Pick out each line containing the string "گذاری".

• _GIVEN RECORDS_
====================

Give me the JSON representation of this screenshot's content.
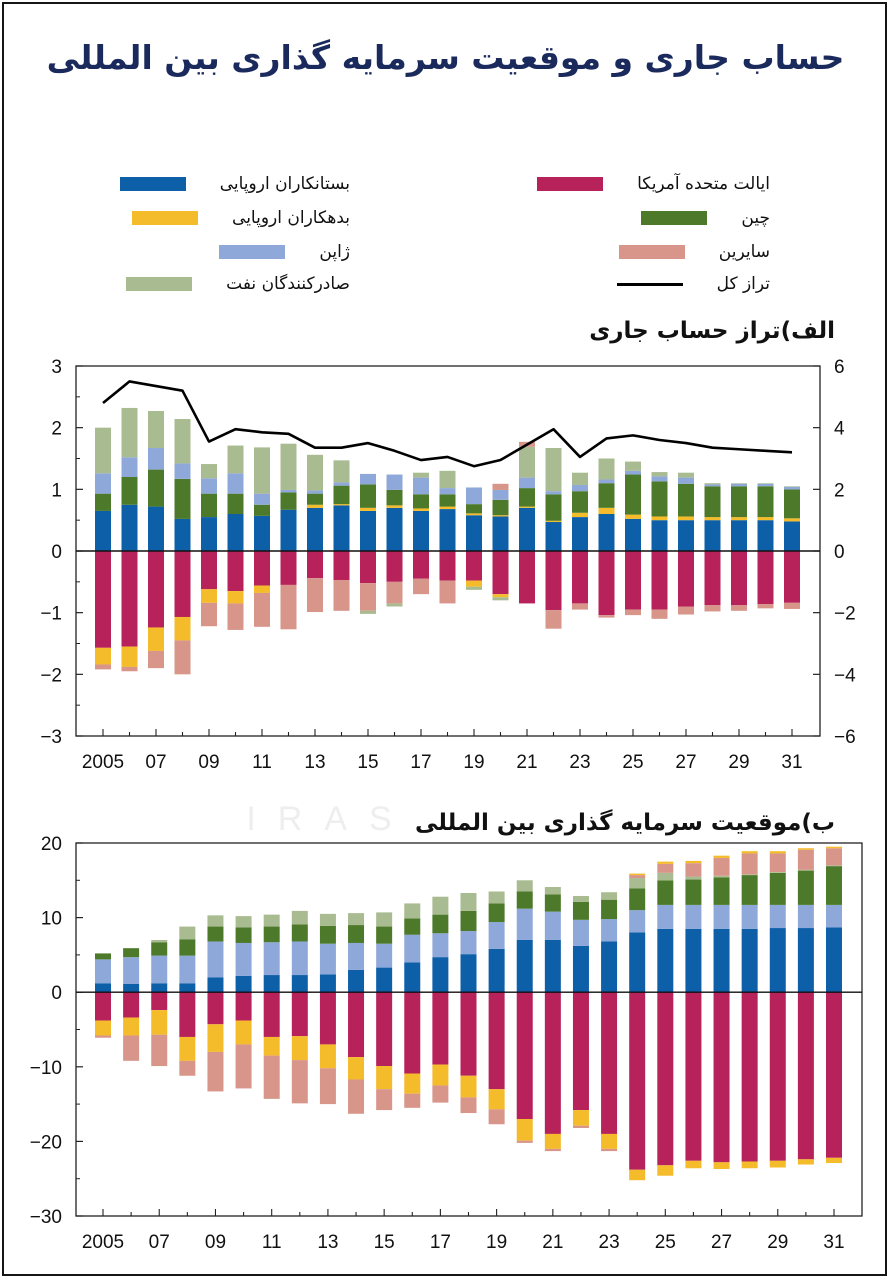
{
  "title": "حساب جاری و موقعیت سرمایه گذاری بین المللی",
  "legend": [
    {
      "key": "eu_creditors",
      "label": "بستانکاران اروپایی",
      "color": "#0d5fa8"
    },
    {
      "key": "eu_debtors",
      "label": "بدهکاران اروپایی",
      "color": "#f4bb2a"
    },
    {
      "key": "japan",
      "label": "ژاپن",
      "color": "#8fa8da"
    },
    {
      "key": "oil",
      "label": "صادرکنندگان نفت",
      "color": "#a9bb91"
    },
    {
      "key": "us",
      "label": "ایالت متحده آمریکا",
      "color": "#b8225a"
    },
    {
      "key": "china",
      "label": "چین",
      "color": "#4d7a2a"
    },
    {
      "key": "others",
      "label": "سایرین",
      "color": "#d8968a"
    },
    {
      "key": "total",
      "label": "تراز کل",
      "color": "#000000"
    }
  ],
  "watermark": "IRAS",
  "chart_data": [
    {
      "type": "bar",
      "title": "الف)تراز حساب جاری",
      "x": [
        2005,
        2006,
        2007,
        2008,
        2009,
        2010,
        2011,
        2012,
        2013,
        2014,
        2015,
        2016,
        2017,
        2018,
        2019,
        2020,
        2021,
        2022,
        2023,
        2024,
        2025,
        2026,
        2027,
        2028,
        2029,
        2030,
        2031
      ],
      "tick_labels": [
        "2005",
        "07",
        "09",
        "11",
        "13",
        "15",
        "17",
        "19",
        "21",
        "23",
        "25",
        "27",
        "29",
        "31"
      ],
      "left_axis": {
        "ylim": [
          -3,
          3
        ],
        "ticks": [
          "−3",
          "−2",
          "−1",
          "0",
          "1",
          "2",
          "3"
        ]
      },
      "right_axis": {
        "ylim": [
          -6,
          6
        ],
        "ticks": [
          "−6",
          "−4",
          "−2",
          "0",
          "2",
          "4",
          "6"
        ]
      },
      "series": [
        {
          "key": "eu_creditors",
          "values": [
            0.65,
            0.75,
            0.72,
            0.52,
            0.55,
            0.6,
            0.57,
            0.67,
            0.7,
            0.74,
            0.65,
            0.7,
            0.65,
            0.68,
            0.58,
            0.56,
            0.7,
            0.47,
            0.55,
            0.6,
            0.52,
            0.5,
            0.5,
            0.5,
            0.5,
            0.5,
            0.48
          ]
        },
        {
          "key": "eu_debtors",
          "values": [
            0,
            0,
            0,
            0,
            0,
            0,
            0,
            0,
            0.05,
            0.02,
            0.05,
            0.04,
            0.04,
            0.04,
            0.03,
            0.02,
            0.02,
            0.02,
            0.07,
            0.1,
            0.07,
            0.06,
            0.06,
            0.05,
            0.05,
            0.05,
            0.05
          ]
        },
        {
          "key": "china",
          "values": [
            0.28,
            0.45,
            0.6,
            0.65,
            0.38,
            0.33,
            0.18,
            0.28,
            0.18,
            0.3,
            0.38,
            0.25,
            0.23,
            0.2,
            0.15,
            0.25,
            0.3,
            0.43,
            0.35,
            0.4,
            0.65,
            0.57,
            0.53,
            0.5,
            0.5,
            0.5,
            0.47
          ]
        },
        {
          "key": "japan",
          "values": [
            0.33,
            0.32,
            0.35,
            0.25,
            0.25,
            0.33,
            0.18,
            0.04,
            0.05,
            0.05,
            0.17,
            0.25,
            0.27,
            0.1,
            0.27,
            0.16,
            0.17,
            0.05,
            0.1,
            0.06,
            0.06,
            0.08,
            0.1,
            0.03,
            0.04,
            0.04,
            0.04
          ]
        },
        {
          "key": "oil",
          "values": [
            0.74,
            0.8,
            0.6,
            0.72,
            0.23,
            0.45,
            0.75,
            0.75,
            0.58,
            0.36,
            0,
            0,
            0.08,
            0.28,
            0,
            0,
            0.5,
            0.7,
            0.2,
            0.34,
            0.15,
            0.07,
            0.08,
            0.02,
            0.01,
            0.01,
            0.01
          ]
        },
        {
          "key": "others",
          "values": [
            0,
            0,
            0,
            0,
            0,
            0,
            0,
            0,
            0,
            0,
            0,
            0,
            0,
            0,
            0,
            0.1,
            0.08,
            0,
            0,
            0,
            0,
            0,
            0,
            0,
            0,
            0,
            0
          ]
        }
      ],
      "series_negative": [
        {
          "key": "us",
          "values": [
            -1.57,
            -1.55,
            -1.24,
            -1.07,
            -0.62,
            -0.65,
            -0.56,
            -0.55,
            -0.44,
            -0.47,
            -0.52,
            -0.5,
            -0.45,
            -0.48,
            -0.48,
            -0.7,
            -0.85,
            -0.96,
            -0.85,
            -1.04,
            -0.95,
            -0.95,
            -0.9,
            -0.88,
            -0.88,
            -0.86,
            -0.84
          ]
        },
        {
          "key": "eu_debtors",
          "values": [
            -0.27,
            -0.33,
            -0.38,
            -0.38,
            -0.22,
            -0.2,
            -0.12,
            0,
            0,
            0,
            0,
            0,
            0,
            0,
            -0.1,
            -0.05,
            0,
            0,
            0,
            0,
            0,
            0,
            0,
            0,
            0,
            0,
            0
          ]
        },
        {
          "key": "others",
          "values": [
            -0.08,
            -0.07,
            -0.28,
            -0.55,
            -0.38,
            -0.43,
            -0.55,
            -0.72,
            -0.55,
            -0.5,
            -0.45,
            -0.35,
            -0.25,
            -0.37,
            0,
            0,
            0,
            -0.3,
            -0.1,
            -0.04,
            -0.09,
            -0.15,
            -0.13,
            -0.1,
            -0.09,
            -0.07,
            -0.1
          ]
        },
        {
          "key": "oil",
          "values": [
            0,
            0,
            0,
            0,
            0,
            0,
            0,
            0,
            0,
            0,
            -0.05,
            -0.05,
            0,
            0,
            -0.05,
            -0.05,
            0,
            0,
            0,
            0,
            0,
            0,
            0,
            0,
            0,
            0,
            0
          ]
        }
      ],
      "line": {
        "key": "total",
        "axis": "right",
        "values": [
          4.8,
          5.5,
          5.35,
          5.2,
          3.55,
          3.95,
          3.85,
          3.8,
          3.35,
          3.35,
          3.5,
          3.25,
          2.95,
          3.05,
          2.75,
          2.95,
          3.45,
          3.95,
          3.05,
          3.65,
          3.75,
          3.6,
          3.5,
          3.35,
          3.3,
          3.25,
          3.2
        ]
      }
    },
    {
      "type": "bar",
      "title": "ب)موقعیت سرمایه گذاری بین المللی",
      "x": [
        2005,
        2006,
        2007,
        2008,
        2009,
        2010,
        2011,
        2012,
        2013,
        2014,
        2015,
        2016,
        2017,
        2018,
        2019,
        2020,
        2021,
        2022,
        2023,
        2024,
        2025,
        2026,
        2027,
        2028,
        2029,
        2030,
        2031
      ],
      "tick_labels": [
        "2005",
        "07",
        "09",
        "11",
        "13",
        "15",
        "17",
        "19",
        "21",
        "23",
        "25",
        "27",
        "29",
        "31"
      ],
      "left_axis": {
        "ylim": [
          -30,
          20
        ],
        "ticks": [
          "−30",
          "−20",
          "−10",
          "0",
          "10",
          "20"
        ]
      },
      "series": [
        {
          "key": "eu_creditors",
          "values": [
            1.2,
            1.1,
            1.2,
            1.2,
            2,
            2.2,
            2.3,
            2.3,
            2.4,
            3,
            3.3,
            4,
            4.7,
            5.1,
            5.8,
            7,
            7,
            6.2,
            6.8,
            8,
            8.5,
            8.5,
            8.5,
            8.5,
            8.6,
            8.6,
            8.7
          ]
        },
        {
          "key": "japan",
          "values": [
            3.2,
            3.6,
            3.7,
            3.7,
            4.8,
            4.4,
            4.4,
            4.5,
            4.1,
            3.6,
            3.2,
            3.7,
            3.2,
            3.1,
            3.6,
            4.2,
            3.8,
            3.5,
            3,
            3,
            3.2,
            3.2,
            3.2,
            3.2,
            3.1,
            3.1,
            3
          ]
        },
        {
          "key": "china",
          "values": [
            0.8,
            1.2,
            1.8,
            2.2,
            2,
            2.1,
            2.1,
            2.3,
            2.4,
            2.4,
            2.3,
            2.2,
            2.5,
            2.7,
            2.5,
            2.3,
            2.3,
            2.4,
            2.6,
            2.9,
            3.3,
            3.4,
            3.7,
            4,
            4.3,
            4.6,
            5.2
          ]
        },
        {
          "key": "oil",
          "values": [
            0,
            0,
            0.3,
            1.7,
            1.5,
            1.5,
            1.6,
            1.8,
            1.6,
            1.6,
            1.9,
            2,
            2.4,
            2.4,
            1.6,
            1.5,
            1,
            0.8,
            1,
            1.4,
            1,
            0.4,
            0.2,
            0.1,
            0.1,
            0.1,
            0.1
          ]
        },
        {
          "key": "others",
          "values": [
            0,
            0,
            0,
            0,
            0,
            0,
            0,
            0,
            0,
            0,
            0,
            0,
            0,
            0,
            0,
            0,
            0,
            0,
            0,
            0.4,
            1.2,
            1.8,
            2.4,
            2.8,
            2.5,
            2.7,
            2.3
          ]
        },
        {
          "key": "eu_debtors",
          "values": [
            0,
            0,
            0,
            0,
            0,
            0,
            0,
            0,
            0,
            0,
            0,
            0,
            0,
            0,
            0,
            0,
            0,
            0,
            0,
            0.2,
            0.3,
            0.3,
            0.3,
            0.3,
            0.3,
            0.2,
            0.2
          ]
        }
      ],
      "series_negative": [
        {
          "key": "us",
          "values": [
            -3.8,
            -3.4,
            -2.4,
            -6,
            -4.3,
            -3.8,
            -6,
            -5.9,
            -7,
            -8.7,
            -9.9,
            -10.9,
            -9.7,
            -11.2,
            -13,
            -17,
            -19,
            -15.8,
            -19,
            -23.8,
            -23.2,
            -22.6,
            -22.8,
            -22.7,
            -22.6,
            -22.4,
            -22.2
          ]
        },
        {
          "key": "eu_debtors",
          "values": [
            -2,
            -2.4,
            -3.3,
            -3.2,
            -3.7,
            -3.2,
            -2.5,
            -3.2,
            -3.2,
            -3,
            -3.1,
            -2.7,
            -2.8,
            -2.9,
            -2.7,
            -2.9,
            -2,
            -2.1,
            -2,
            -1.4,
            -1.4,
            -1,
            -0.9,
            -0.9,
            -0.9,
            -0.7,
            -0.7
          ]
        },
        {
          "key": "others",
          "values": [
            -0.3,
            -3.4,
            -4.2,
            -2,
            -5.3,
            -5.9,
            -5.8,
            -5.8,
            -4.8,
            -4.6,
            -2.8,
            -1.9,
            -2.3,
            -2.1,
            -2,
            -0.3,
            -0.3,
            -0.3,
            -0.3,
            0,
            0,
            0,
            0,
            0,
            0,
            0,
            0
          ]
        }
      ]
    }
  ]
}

====================

• _FINISHED ANSWER_
  "title": "حساب جاری و موقعیت سرمایه گذاری بین المللی",
      "title": "ب)موقعیت سرمایه گذاری بین المللی",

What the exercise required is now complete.